**DIRECTIVE:**
Repeat the listing in full, exactly as it stands.

=-=-=-=-=

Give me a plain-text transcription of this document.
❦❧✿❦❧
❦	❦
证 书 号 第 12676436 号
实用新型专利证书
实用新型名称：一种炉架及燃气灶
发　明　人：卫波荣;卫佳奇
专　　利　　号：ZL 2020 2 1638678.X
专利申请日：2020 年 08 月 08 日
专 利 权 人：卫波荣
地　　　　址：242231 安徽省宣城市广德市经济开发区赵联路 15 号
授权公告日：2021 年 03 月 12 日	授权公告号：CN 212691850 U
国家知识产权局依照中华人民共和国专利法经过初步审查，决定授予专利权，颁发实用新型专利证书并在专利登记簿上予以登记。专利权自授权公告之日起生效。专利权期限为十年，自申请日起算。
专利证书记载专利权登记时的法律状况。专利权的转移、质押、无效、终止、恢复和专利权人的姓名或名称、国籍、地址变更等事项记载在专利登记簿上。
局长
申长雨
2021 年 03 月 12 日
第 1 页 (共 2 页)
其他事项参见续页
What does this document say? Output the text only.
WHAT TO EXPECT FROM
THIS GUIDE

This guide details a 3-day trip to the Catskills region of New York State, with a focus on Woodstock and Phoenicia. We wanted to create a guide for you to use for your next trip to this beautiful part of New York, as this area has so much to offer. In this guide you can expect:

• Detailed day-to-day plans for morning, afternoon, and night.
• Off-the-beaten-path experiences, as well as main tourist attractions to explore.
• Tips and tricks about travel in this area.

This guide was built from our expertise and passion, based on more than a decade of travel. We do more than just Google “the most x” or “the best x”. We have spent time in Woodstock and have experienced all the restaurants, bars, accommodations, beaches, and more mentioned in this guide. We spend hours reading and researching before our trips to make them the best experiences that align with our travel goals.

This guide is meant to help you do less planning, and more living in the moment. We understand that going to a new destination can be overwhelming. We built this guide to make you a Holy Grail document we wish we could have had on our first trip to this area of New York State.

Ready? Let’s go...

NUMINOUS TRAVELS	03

=-=-=-=-=

**CORRECT ANSWER:**
Give me a plain-text transcription of this document.
❦❧✿❦❧
❦	❦
证 书 号 第 12676436 号
实用新型专利证书
实用新型名称：一种炉架及燃气灶
发　明　人：卫波荣;卫佳奇
专　　利　　号：ZL 2020 2 1638678.X
专利申请日：2020 年 08 月 08 日
专 利 权 人：卫波荣
地　　　　址：242231 安徽省宣城市广德市经济开发区赵联路 15 号
授权公告日：2021 年 03 月 12 日	授权公告号：CN 212691850 U
国家知识产权局依照中华人民共和国专利法经过初步审查，决定授予专利权，颁发实用新型专利证书并在专利登记簿上予以登记。专利权自授权公告之日起生效。专利权期限为十年，自申请日起算。
专利证书记载专利权登记时的法律状况。专利权的转移、质押、无效、终止、恢复和专利权人的姓名或名称、国籍、地址变更等事项记载在专利登记簿上。
局长
申长雨
2021 年 03 月 12 日
第 1 页 (共 2 页)
其他事项参见续页
What does this document say? Output the text only.
WHAT TO EXPECT FROM
THIS GUIDE

This guide details a 3-day trip to the Catskills region of New York State, with a focus on Woodstock and Phoenicia. We wanted to create a guide for you to use for your next trip to this beautiful part of New York, as this area has so much to offer. In this guide you can expect:

• Detailed day-to-day plans for morning, afternoon, and night.
• Off-the-beaten-path experiences, as well as main tourist attractions to explore.
• Tips and tricks about travel in this area.

This guide was built from our expertise and passion, based on more than a decade of travel. We do more than just Google “the most x” or “the best x”. We have spent time in Woodstock and have experienced all the restaurants, bars, accommodations, beaches, and more mentioned in this guide. We spend hours reading and researching before our trips to make them the best experiences that align with our travel goals.

This guide is meant to help you do less planning, and more living in the moment. We understand that going to a new destination can be overwhelming. We built this guide to make you a Holy Grail document we wish we could have had on our first trip to this area of New York State.

Ready? Let’s go...

NUMINOUS TRAVELS	03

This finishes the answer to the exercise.